[The input start]

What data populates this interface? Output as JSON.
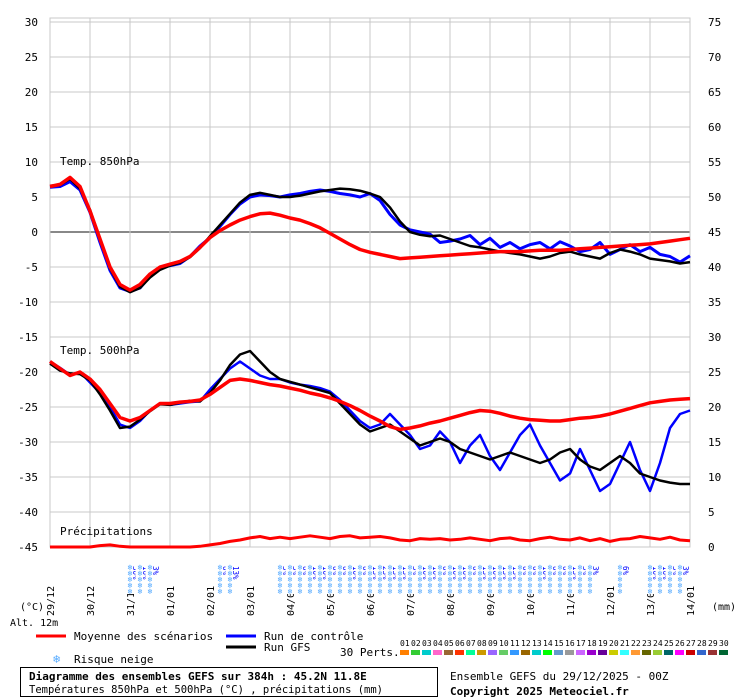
{
  "footer": {
    "title": "Diagramme des ensembles GEFS sur 384h : 45.2N 11.8E",
    "subtitle": "Températures 850hPa et 500hPa (°C) , précipitations (mm)",
    "run_info": "Ensemble GEFS du 29/12/2025 - 00Z",
    "copyright": "Copyright 2025 Meteociel.fr"
  },
  "colors": {
    "mean": "#ff0000",
    "control": "#0000ff",
    "gfs": "#000000",
    "snow": "#55aaff",
    "grid": "#c8c8c8"
  },
  "chart_data": {
    "type": "line",
    "axis_unit_left": "(°C)",
    "axis_unit_right": "(mm)",
    "altitude_label": "Alt. 12m",
    "y_left_ticks": [
      30,
      25,
      20,
      15,
      10,
      5,
      0,
      -5,
      -10,
      -15,
      -20,
      -25,
      -30,
      -35,
      -40,
      -45
    ],
    "y_right_ticks": [
      75,
      70,
      65,
      60,
      55,
      50,
      45,
      40,
      35,
      30,
      25,
      20,
      15,
      10,
      5,
      0
    ],
    "ylim_left": [
      -45,
      30
    ],
    "ylim_right": [
      0,
      75
    ],
    "x_hours_range": [
      0,
      384
    ],
    "x_ticks": [
      {
        "label": "29/12",
        "h": 0
      },
      {
        "label": "30/12",
        "h": 24
      },
      {
        "label": "31/12",
        "h": 48
      },
      {
        "label": "01/01",
        "h": 72
      },
      {
        "label": "02/01",
        "h": 96
      },
      {
        "label": "03/01",
        "h": 120
      },
      {
        "label": "04/01",
        "h": 144
      },
      {
        "label": "05/01",
        "h": 168
      },
      {
        "label": "06/01",
        "h": 192
      },
      {
        "label": "07/01",
        "h": 216
      },
      {
        "label": "08/01",
        "h": 240
      },
      {
        "label": "09/01",
        "h": 264
      },
      {
        "label": "10/01",
        "h": 288
      },
      {
        "label": "11/01",
        "h": 312
      },
      {
        "label": "12/01",
        "h": 336
      },
      {
        "label": "13/01",
        "h": 360
      },
      {
        "label": "14/01",
        "h": 384
      }
    ],
    "panel_labels": [
      "Temp. 850hPa",
      "Temp. 500hPa",
      "Précipitations"
    ],
    "t850": {
      "hours": [
        0,
        6,
        12,
        18,
        24,
        30,
        36,
        42,
        48,
        54,
        60,
        66,
        72,
        78,
        84,
        90,
        96,
        102,
        108,
        114,
        120,
        126,
        132,
        138,
        144,
        150,
        156,
        162,
        168,
        174,
        180,
        186,
        192,
        198,
        204,
        210,
        216,
        222,
        228,
        234,
        240,
        246,
        252,
        258,
        264,
        270,
        276,
        282,
        288,
        294,
        300,
        306,
        312,
        318,
        324,
        330,
        336,
        342,
        348,
        354,
        360,
        366,
        372,
        378,
        384
      ],
      "mean": [
        6.5,
        6.8,
        7.8,
        6.5,
        3,
        -1,
        -5,
        -7.5,
        -8.3,
        -7.5,
        -6,
        -5,
        -4.6,
        -4.2,
        -3.5,
        -2.2,
        -0.8,
        0.2,
        1,
        1.7,
        2.2,
        2.6,
        2.7,
        2.4,
        2,
        1.7,
        1.2,
        0.6,
        -0.2,
        -1,
        -1.8,
        -2.5,
        -2.9,
        -3.2,
        -3.5,
        -3.8,
        -3.7,
        -3.6,
        -3.5,
        -3.4,
        -3.3,
        -3.2,
        -3.1,
        -3,
        -2.9,
        -2.8,
        -2.8,
        -2.8,
        -2.7,
        -2.6,
        -2.6,
        -2.6,
        -2.5,
        -2.4,
        -2.3,
        -2.2,
        -2.1,
        -2,
        -1.9,
        -1.8,
        -1.7,
        -1.5,
        -1.3,
        -1.1,
        -0.9
      ],
      "control": [
        6.4,
        6.5,
        7.2,
        6,
        2.8,
        -1.5,
        -5.5,
        -8,
        -8.5,
        -8,
        -6.3,
        -5.2,
        -4.8,
        -4.5,
        -3.5,
        -2,
        -0.8,
        0.8,
        2.5,
        4,
        5,
        5.3,
        5.2,
        5,
        5.3,
        5.5,
        5.8,
        6,
        5.8,
        5.5,
        5.3,
        5,
        5.5,
        4.5,
        2.5,
        1,
        0.3,
        0,
        -0.3,
        -1.5,
        -1.3,
        -1,
        -0.5,
        -1.8,
        -0.9,
        -2.2,
        -1.5,
        -2.4,
        -1.8,
        -1.5,
        -2.4,
        -1.4,
        -2,
        -2.8,
        -2.5,
        -1.5,
        -3.2,
        -2.5,
        -1.8,
        -2.8,
        -2.2,
        -3.2,
        -3.5,
        -4.3,
        -3.4
      ],
      "gfs": [
        6.6,
        6.7,
        7.6,
        6.2,
        3.2,
        -1,
        -5.2,
        -7.8,
        -8.6,
        -8,
        -6.5,
        -5.4,
        -4.8,
        -4.4,
        -3.6,
        -2.3,
        -0.6,
        1,
        2.6,
        4.2,
        5.3,
        5.6,
        5.3,
        5,
        5,
        5.2,
        5.5,
        5.8,
        6,
        6.2,
        6.1,
        5.9,
        5.5,
        5,
        3.5,
        1.5,
        0,
        -0.4,
        -0.6,
        -0.5,
        -1,
        -1.5,
        -2,
        -2.2,
        -2.5,
        -2.8,
        -3,
        -3.2,
        -3.5,
        -3.8,
        -3.5,
        -3,
        -2.8,
        -3.2,
        -3.5,
        -3.8,
        -3,
        -2.5,
        -2.8,
        -3.2,
        -3.8,
        -4,
        -4.2,
        -4.5,
        -4.3
      ]
    },
    "t500": {
      "mean": [
        -18.5,
        -19.5,
        -20.5,
        -20,
        -21,
        -22.5,
        -24.5,
        -26.5,
        -27,
        -26.5,
        -25.5,
        -24.5,
        -24.5,
        -24.3,
        -24.2,
        -24,
        -23.2,
        -22.2,
        -21.2,
        -21,
        -21.2,
        -21.5,
        -21.8,
        -22,
        -22.3,
        -22.6,
        -23,
        -23.3,
        -23.7,
        -24.2,
        -24.8,
        -25.5,
        -26.3,
        -27,
        -27.8,
        -28.2,
        -28,
        -27.7,
        -27.3,
        -27,
        -26.6,
        -26.2,
        -25.8,
        -25.5,
        -25.6,
        -25.9,
        -26.3,
        -26.6,
        -26.8,
        -26.9,
        -27,
        -27,
        -26.8,
        -26.6,
        -26.5,
        -26.3,
        -26,
        -25.6,
        -25.2,
        -24.8,
        -24.4,
        -24.2,
        -24,
        -23.9,
        -23.8
      ],
      "control": [
        -18.5,
        -19.4,
        -20.4,
        -20,
        -21.5,
        -23,
        -25,
        -27.5,
        -28,
        -27,
        -25.5,
        -24.5,
        -24.7,
        -24.5,
        -24.3,
        -24.2,
        -22.5,
        -21,
        -19.5,
        -18.5,
        -19.5,
        -20.5,
        -21,
        -21,
        -21.5,
        -21.8,
        -22,
        -22.3,
        -22.8,
        -24,
        -25.5,
        -27,
        -28,
        -27.5,
        -26,
        -27.5,
        -29,
        -31,
        -30.5,
        -28.5,
        -30,
        -33,
        -30.5,
        -29,
        -32,
        -34,
        -31.5,
        -29,
        -27.5,
        -30.5,
        -33,
        -35.5,
        -34.5,
        -31,
        -34,
        -37,
        -36,
        -33,
        -30,
        -34,
        -37,
        -33,
        -28,
        -26,
        -25.5
      ],
      "gfs": [
        -18.8,
        -19.8,
        -20.2,
        -20.3,
        -21.2,
        -23.2,
        -25.5,
        -28,
        -27.8,
        -26.8,
        -25.6,
        -24.6,
        -24.7,
        -24.4,
        -24.1,
        -24.2,
        -23,
        -21.2,
        -19,
        -17.5,
        -17,
        -18.5,
        -20,
        -21,
        -21.4,
        -21.8,
        -22.2,
        -22.6,
        -23,
        -24.5,
        -26,
        -27.5,
        -28.5,
        -28,
        -27.5,
        -28.5,
        -29.5,
        -30.5,
        -30,
        -29.5,
        -30,
        -31,
        -31.5,
        -32,
        -32.5,
        -32,
        -31.5,
        -32,
        -32.5,
        -33,
        -32.5,
        -31.5,
        -31,
        -32.5,
        -33.5,
        -34,
        -33,
        -32,
        -33,
        -34.5,
        -35,
        -35.5,
        -35.8,
        -36,
        -36
      ]
    },
    "precip": {
      "mean": [
        0,
        0,
        0,
        0,
        0,
        0.2,
        0.3,
        0.1,
        0,
        0,
        0,
        0,
        0,
        0,
        0,
        0.1,
        0.3,
        0.5,
        0.8,
        1,
        1.3,
        1.5,
        1.2,
        1.4,
        1.2,
        1.4,
        1.6,
        1.4,
        1.2,
        1.5,
        1.6,
        1.3,
        1.4,
        1.5,
        1.3,
        1,
        0.9,
        1.2,
        1.1,
        1.2,
        1,
        1.1,
        1.3,
        1.1,
        0.9,
        1.2,
        1.3,
        1,
        0.9,
        1.2,
        1.4,
        1.1,
        1,
        1.3,
        0.9,
        1.2,
        0.8,
        1.1,
        1.2,
        1.5,
        1.3,
        1.1,
        1.4,
        1,
        0.9
      ]
    },
    "snow_risk": [
      {
        "h": 48,
        "labels": [
          "30%",
          "16%",
          "3%"
        ]
      },
      {
        "h": 102,
        "labels": [
          "6%",
          "13%"
        ]
      },
      {
        "h": 138,
        "labels": [
          "3%",
          "3%",
          "6%",
          "10%",
          "10%",
          "6%",
          "6%",
          "10%",
          "6%",
          "13%",
          "23%",
          "13%",
          "13%",
          "3%",
          "10%",
          "10%",
          "6%",
          "10%",
          "16%",
          "6%",
          "13%",
          "10%",
          "13%",
          "13%",
          "6%",
          "6%",
          "10%",
          "6%",
          "6%",
          "13%",
          "3%",
          "3%"
        ]
      },
      {
        "h": 342,
        "labels": [
          "6%"
        ]
      },
      {
        "h": 360,
        "labels": [
          "10%",
          "16%",
          "3%",
          "3%"
        ]
      }
    ]
  },
  "legend": {
    "mean_label": "Moyenne des scénarios",
    "control_label": "Run de contrôle",
    "gfs_label": "Run GFS",
    "snow_label": "Risque neige",
    "perts_label": "30 Perts.",
    "pert_numbers": [
      "01",
      "02",
      "03",
      "04",
      "05",
      "06",
      "07",
      "08",
      "09",
      "10",
      "11",
      "12",
      "13",
      "14",
      "15",
      "16",
      "17",
      "18",
      "19",
      "20",
      "21",
      "22",
      "23",
      "24",
      "25",
      "26",
      "27",
      "28",
      "29",
      "30"
    ],
    "pert_colors": [
      "#ff7f00",
      "#33cc33",
      "#00cccc",
      "#ff66cc",
      "#996633",
      "#ff3300",
      "#00ff99",
      "#cc9900",
      "#9966ff",
      "#66cc66",
      "#3399ff",
      "#996600",
      "#00cccc",
      "#00ff00",
      "#6699cc",
      "#999999",
      "#cc66ff",
      "#9900cc",
      "#660099",
      "#cccc00",
      "#33ffff",
      "#ff9933",
      "#666600",
      "#99cc33",
      "#006666",
      "#ff00ff",
      "#cc0000",
      "#3366cc",
      "#993333",
      "#006633"
    ]
  }
}
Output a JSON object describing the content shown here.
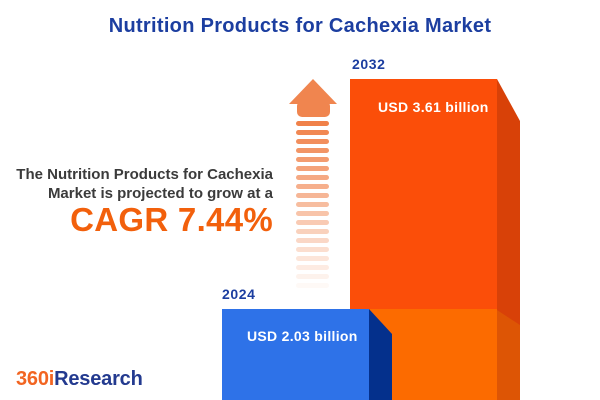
{
  "title": "Nutrition Products for Cachexia Market",
  "description": {
    "line1": "The Nutrition Products for Cachexia",
    "line2": "Market is projected to grow at a",
    "cagr_text": "CAGR 7.44%"
  },
  "chart_data": {
    "type": "bar",
    "title": "Nutrition Products for Cachexia Market",
    "orientation": "vertical",
    "categories": [
      "2024",
      "2032"
    ],
    "values": [
      2.03,
      3.61
    ],
    "unit": "USD billion",
    "value_labels": [
      "USD 2.03 billion",
      "USD 3.61 billion"
    ],
    "annotation": "CAGR 7.44%",
    "cagr_percent": 7.44,
    "legend": false,
    "grid": false,
    "bars": [
      {
        "year": "2024",
        "label": "USD 2.03 billion",
        "front_color": "#2E72E8",
        "side_color": "#04308C"
      },
      {
        "year": "2032",
        "label": "USD 3.61 billion",
        "front_color_upper": "#FB4E09",
        "front_color_lower": "#FC6B00",
        "side_color_upper": "#D84108",
        "side_color_lower": "#DD5505"
      }
    ]
  },
  "growth_arrow": {
    "icon": "up-arrow-icon",
    "head_color": "#F0854F",
    "stripe_color": "#F08149",
    "stripe_count": 19
  },
  "colors": {
    "title_navy": "#1C3EA0",
    "text_dark": "#3B3B3B",
    "accent_orange": "#F2600C",
    "background": "#FFFFFF"
  },
  "logo": {
    "part1": "360i",
    "part2": "Research"
  }
}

[The input end]

= Set problem =
Write out, exactly as given, the line containing "Output a JSON" and every line after it through the end, with no pictures.

= Result of this task =
Output a JSON object describing the content shown here.
{
  "title": "Nutrition Products for Cachexia Market",
  "description": {
    "line1": "The Nutrition Products for Cachexia",
    "line2": "Market is projected to grow at a",
    "cagr_text": "CAGR 7.44%"
  },
  "chart_data": {
    "type": "bar",
    "title": "Nutrition Products for Cachexia Market",
    "orientation": "vertical",
    "categories": [
      "2024",
      "2032"
    ],
    "values": [
      2.03,
      3.61
    ],
    "unit": "USD billion",
    "value_labels": [
      "USD 2.03 billion",
      "USD 3.61 billion"
    ],
    "annotation": "CAGR 7.44%",
    "cagr_percent": 7.44,
    "legend": false,
    "grid": false,
    "bars": [
      {
        "year": "2024",
        "label": "USD 2.03 billion",
        "front_color": "#2E72E8",
        "side_color": "#04308C"
      },
      {
        "year": "2032",
        "label": "USD 3.61 billion",
        "front_color_upper": "#FB4E09",
        "front_color_lower": "#FC6B00",
        "side_color_upper": "#D84108",
        "side_color_lower": "#DD5505"
      }
    ]
  },
  "growth_arrow": {
    "icon": "up-arrow-icon",
    "head_color": "#F0854F",
    "stripe_color": "#F08149",
    "stripe_count": 19
  },
  "colors": {
    "title_navy": "#1C3EA0",
    "text_dark": "#3B3B3B",
    "accent_orange": "#F2600C",
    "background": "#FFFFFF"
  },
  "logo": {
    "part1": "360i",
    "part2": "Research"
  }
}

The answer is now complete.